Work to complete: Keep the pictures out of the copy and repeat the records exactly.
────────────────────────────────────────
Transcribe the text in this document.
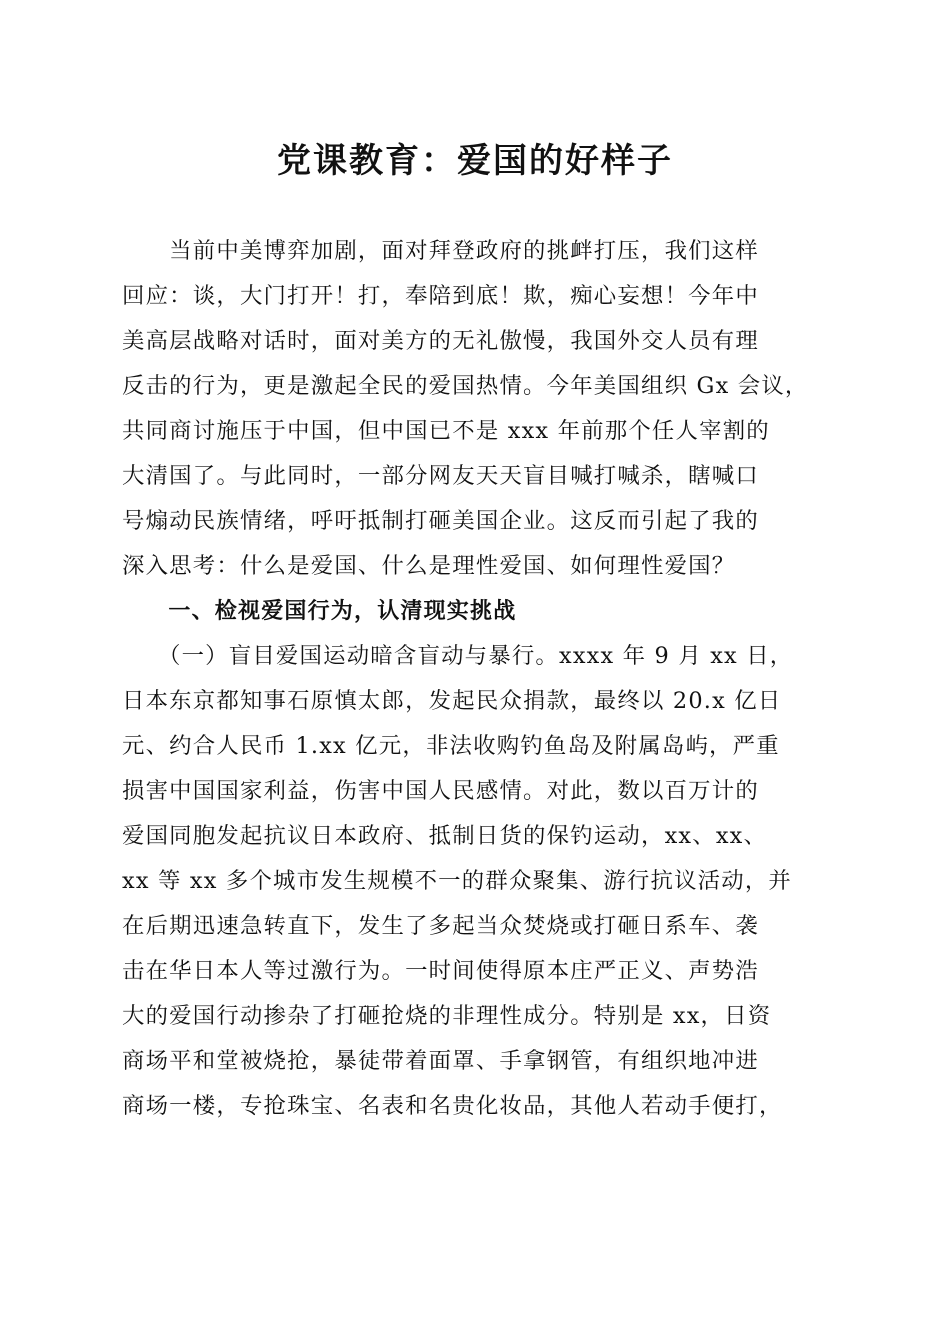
党课教育：爱国的好样子
　　当前中美博弈加剧，面对拜登政府的挑衅打压，我们这样
回应：谈，大门打开！打，奉陪到底！欺，痴心妄想！今年中
美高层战略对话时，面对美方的无礼傲慢，我国外交人员有理
反击的行为，更是激起全民的爱国热情。今年美国组织 Gx 会议，
共同商讨施压于中国，但中国已不是 xxx 年前那个任人宰割的
大清国了。与此同时，一部分网友天天盲目喊打喊杀，瞎喊口
号煽动民族情绪，呼吁抵制打砸美国企业。这反而引起了我的
深入思考：什么是爱国、什么是理性爱国、如何理性爱国？
　　一、检视爱国行为，认清现实挑战
　　（一）盲目爱国运动暗含盲动与暴行。xxxx 年 9 月 xx 日，
日本东京都知事石原慎太郎，发起民众捐款，最终以 20.x 亿日
元、约合人民币 1.xx 亿元，非法收购钓鱼岛及附属岛屿，严重
损害中国国家利益，伤害中国人民感情。对此，数以百万计的
爱国同胞发起抗议日本政府、抵制日货的保钓运动，xx、xx、
xx 等 xx 多个城市发生规模不一的群众聚集、游行抗议活动，并
在后期迅速急转直下，发生了多起当众焚烧或打砸日系车、袭
击在华日本人等过激行为。一时间使得原本庄严正义、声势浩
大的爱国行动掺杂了打砸抢烧的非理性成分。特别是 xx，日资
商场平和堂被烧抢，暴徒带着面罩、手拿钢管，有组织地冲进
商场一楼，专抢珠宝、名表和名贵化妆品，其他人若动手便打，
────────────────────────────────────────
Solution to the problem:
Transcribe the text in this document.
党课教育：爱国的好样子
　　当前中美博弈加剧，面对拜登政府的挑衅打压，我们这样
回应：谈，大门打开！打，奉陪到底！欺，痴心妄想！今年中
美高层战略对话时，面对美方的无礼傲慢，我国外交人员有理
反击的行为，更是激起全民的爱国热情。今年美国组织 Gx 会议，
共同商讨施压于中国，但中国已不是 xxx 年前那个任人宰割的
大清国了。与此同时，一部分网友天天盲目喊打喊杀，瞎喊口
号煽动民族情绪，呼吁抵制打砸美国企业。这反而引起了我的
深入思考：什么是爱国、什么是理性爱国、如何理性爱国？
　　一、检视爱国行为，认清现实挑战
　　（一）盲目爱国运动暗含盲动与暴行。xxxx 年 9 月 xx 日，
日本东京都知事石原慎太郎，发起民众捐款，最终以 20.x 亿日
元、约合人民币 1.xx 亿元，非法收购钓鱼岛及附属岛屿，严重
损害中国国家利益，伤害中国人民感情。对此，数以百万计的
爱国同胞发起抗议日本政府、抵制日货的保钓运动，xx、xx、
xx 等 xx 多个城市发生规模不一的群众聚集、游行抗议活动，并
在后期迅速急转直下，发生了多起当众焚烧或打砸日系车、袭
击在华日本人等过激行为。一时间使得原本庄严正义、声势浩
大的爱国行动掺杂了打砸抢烧的非理性成分。特别是 xx，日资
商场平和堂被烧抢，暴徒带着面罩、手拿钢管，有组织地冲进
商场一楼，专抢珠宝、名表和名贵化妆品，其他人若动手便打，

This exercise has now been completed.